## Stated task
Below are the records. Gather each line that holds "charges".

## Records from a collection

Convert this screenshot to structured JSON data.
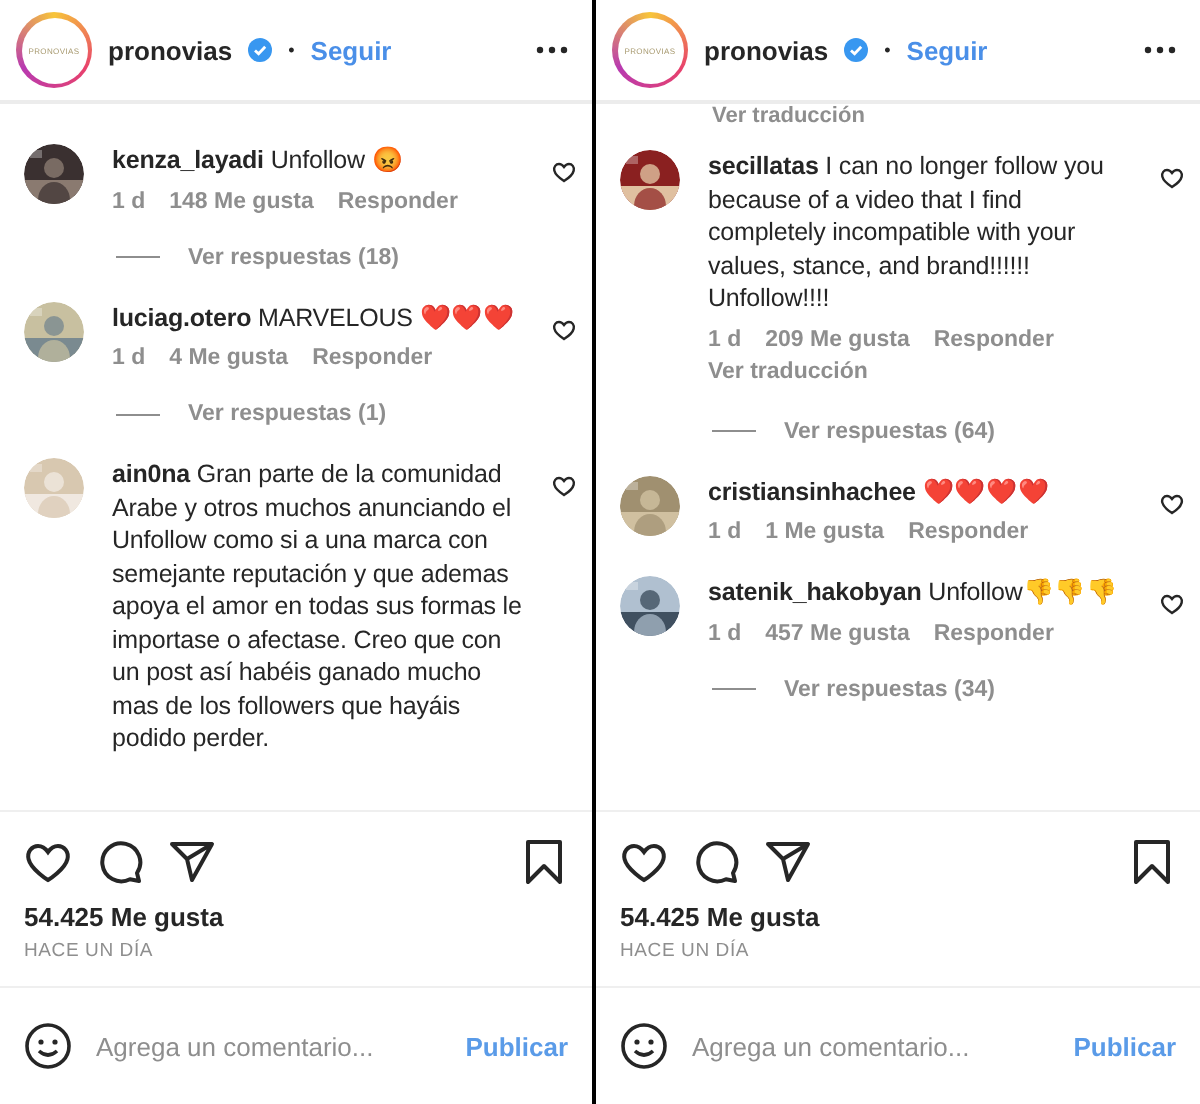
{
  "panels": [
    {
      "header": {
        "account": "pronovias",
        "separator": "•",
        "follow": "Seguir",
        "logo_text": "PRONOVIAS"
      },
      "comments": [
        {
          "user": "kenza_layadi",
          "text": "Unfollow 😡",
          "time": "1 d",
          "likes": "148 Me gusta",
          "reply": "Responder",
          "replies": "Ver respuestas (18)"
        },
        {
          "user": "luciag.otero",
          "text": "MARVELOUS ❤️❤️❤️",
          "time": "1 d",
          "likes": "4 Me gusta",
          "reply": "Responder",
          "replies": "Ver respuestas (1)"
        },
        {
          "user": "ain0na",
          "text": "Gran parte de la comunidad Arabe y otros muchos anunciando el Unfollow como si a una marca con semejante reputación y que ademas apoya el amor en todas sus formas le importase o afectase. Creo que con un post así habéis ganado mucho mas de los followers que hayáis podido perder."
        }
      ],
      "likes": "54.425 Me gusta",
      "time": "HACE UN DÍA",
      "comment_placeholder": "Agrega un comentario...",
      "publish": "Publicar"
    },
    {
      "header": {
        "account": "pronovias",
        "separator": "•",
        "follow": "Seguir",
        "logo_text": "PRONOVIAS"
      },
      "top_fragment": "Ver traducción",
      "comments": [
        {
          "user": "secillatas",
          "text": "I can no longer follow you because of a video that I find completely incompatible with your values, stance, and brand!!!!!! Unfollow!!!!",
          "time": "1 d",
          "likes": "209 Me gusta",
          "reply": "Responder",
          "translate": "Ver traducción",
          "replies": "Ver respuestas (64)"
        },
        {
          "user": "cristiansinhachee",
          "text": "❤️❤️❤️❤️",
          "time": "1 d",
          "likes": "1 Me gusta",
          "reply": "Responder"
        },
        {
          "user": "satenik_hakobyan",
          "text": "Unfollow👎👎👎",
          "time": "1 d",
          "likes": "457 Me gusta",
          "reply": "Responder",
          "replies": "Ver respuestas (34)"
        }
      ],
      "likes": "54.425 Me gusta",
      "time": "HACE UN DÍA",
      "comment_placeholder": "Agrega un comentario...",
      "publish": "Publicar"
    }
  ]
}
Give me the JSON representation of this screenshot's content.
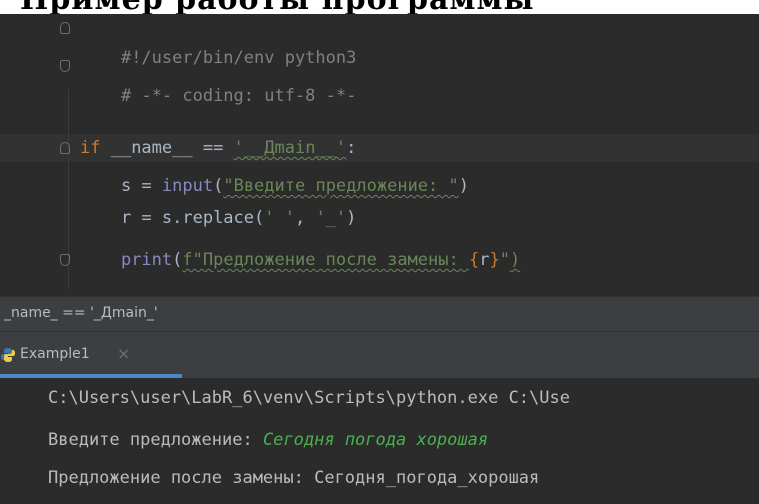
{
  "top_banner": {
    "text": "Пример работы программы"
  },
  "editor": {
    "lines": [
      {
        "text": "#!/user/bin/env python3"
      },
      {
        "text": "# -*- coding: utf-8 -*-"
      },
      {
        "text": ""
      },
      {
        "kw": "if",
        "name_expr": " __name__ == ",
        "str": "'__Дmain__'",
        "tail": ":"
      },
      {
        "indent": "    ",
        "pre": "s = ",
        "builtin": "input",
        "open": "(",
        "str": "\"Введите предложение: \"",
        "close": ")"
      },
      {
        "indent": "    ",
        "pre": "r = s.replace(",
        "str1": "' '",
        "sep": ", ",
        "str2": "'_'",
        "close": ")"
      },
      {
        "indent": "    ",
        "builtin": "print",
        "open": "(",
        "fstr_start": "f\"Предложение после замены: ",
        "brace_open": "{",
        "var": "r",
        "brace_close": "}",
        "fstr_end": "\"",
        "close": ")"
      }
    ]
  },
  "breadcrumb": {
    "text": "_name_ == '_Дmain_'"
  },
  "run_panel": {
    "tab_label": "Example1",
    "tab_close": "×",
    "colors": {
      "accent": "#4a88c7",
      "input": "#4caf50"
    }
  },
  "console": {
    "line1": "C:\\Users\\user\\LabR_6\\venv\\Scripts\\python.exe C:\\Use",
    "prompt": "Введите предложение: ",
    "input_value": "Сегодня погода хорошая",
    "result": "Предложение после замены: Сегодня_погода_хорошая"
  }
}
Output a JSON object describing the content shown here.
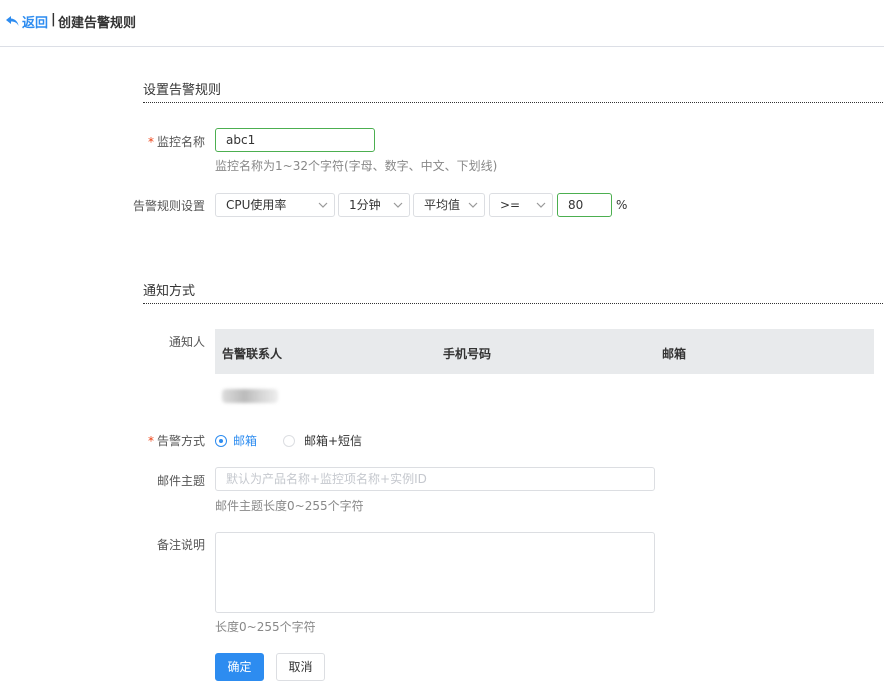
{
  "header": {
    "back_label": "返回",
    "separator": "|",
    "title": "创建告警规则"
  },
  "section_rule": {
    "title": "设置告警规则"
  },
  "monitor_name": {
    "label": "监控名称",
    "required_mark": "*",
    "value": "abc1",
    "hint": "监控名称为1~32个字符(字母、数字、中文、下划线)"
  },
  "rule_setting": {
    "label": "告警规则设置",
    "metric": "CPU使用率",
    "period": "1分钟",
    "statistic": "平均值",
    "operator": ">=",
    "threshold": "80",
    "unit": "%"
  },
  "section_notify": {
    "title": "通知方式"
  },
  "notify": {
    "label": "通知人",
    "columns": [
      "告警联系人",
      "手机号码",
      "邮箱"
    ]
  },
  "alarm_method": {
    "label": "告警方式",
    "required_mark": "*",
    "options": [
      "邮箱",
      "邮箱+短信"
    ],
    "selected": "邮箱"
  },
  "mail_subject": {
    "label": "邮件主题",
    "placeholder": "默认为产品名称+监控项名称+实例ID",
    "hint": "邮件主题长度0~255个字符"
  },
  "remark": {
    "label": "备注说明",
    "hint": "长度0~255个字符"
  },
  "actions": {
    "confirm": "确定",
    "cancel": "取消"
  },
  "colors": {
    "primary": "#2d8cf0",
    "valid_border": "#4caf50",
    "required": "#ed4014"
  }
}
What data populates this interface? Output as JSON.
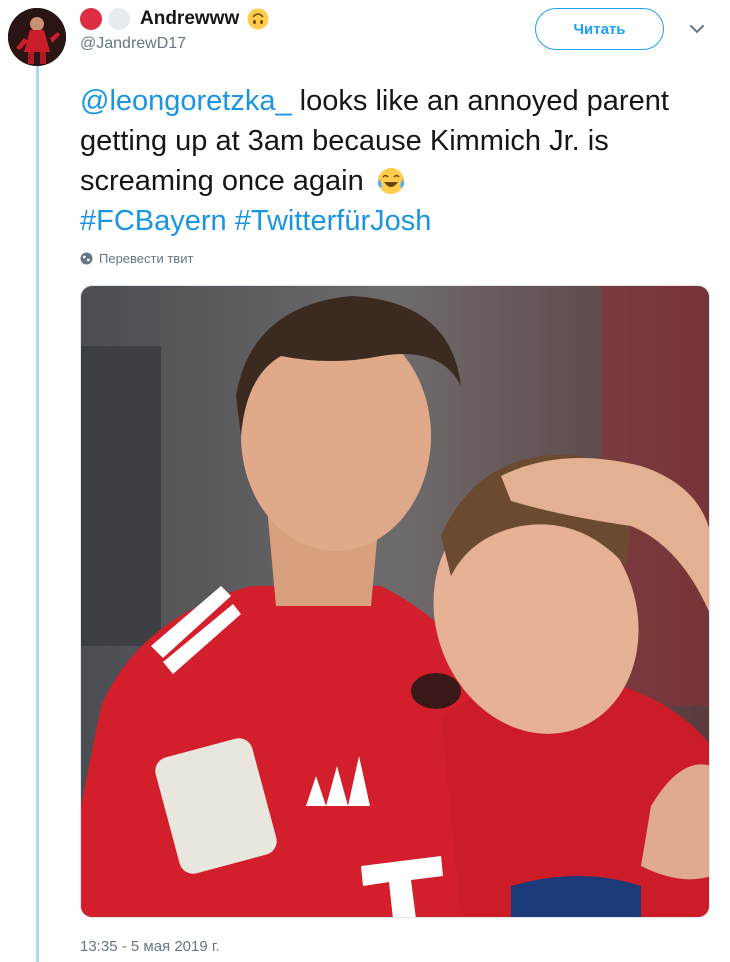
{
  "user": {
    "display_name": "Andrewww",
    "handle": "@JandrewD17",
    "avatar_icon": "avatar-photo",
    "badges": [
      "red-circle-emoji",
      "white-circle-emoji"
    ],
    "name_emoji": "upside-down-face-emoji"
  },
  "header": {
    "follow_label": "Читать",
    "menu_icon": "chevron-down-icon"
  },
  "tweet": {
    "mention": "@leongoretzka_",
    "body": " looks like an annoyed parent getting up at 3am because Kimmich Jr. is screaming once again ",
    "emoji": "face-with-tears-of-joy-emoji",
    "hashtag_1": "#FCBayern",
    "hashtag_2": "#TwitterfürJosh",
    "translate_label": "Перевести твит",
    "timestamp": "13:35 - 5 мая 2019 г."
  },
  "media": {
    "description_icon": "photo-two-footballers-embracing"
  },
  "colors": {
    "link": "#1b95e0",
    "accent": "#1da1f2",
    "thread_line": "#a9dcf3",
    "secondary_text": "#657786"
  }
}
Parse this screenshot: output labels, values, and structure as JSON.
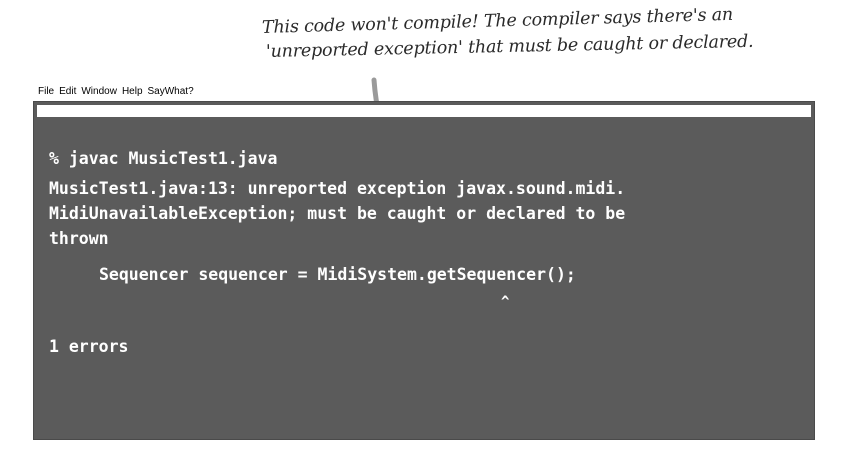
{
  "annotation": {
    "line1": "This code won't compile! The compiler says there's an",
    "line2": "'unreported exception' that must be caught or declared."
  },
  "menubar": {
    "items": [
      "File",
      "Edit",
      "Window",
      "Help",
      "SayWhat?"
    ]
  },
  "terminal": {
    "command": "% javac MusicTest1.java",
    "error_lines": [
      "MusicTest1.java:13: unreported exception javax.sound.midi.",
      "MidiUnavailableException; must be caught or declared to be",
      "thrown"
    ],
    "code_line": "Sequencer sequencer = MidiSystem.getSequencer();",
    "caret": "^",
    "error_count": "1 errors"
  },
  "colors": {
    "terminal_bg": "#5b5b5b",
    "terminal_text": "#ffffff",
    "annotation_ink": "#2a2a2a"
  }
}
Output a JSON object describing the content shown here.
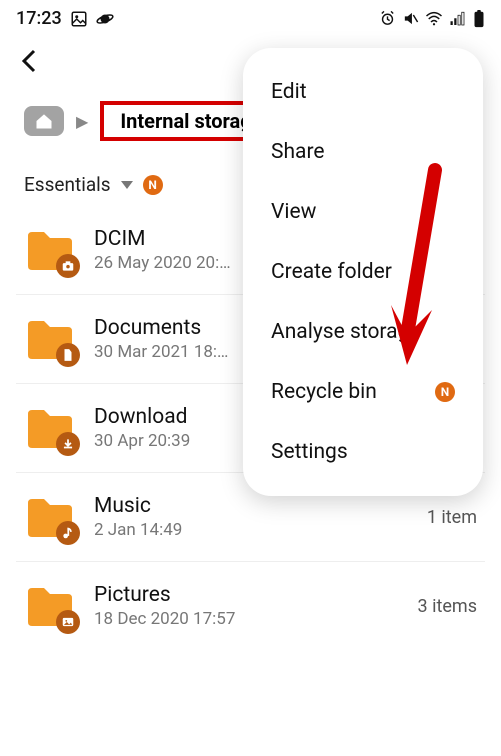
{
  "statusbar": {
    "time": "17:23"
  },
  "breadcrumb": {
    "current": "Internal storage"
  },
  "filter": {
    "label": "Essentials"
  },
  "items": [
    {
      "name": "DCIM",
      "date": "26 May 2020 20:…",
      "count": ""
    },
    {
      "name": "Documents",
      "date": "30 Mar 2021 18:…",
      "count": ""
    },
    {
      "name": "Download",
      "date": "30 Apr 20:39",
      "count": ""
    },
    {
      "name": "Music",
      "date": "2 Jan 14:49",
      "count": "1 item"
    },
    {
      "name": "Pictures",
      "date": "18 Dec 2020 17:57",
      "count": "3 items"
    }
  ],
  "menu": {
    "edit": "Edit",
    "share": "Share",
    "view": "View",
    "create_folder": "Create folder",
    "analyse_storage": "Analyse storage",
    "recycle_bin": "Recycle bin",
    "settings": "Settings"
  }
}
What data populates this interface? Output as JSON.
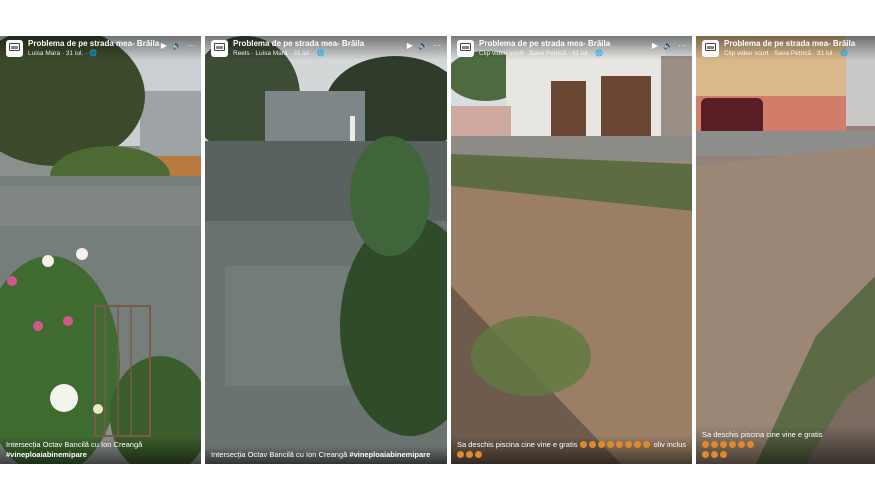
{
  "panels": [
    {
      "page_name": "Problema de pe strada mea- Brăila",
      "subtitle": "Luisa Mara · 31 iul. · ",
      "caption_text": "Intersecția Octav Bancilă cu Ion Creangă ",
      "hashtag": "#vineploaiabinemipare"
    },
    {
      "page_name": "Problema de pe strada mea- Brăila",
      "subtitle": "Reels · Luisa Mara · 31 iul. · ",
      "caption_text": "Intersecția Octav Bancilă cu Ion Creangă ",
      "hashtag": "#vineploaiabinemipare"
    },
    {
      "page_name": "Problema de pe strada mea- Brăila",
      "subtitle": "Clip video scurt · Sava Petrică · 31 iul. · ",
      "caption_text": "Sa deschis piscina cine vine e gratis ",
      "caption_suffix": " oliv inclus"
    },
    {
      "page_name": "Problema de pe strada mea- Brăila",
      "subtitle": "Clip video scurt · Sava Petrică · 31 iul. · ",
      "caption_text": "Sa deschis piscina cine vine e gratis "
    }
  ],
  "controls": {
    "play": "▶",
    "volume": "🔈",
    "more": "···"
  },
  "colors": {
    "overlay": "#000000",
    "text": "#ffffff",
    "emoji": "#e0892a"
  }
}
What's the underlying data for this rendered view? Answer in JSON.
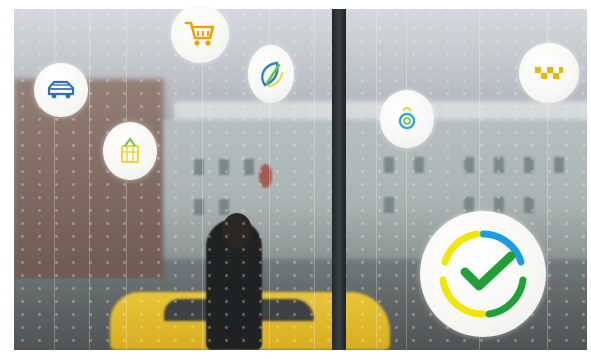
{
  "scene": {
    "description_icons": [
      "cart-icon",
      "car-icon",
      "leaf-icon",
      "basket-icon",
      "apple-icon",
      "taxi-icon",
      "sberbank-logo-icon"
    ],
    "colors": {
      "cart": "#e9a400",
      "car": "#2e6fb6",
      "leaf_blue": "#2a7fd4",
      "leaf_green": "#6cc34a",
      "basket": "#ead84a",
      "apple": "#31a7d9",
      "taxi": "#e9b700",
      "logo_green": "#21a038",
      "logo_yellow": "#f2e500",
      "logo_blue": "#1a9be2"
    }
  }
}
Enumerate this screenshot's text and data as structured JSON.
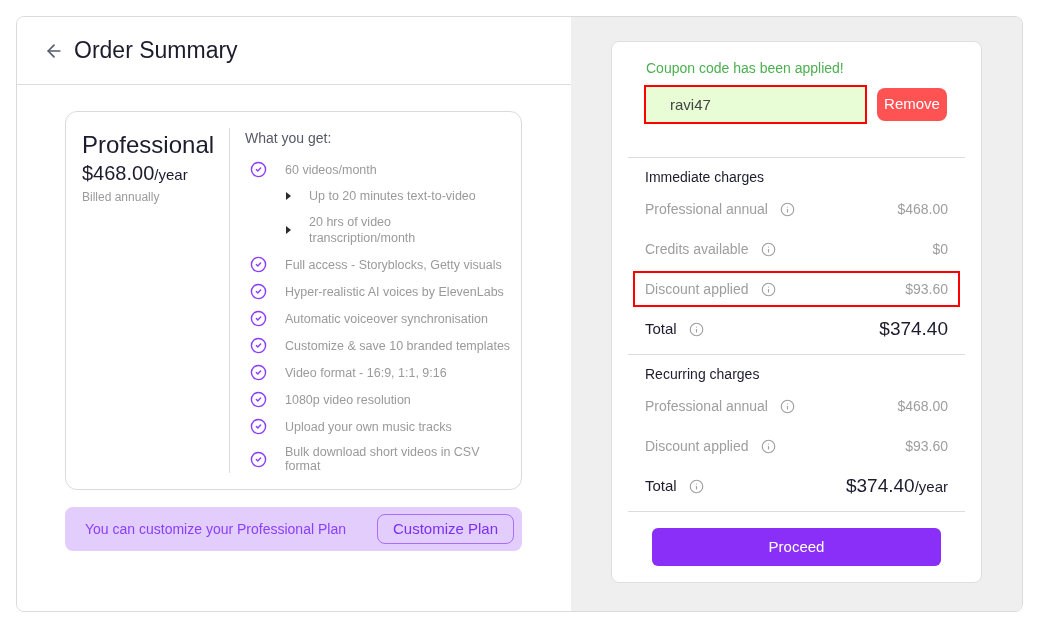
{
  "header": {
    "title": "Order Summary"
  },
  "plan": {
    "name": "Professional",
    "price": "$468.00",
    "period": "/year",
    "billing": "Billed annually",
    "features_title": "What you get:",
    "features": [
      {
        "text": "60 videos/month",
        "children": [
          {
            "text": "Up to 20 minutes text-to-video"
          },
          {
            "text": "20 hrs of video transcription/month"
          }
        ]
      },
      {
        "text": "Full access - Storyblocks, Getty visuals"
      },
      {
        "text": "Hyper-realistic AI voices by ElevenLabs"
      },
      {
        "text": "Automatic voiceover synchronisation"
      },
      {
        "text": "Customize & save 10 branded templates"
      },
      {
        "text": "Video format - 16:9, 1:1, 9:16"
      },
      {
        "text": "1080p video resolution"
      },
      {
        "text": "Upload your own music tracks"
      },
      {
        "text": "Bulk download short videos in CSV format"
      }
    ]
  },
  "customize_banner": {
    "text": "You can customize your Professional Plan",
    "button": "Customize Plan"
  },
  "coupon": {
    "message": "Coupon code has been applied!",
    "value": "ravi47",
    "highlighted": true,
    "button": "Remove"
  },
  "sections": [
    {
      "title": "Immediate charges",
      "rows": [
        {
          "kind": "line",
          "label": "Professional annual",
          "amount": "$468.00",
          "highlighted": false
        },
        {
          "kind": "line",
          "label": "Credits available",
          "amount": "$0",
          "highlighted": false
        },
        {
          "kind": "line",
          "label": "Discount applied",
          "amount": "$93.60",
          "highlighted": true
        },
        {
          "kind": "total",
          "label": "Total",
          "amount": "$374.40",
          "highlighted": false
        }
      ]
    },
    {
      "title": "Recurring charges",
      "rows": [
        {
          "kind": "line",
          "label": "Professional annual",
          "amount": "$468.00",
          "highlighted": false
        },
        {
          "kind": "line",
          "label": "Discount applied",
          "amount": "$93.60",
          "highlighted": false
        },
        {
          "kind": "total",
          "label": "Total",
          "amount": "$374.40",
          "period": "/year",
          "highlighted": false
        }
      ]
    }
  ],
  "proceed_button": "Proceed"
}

## Finished task
      "title": "Immediate charges",
      "title": "Recurring charges",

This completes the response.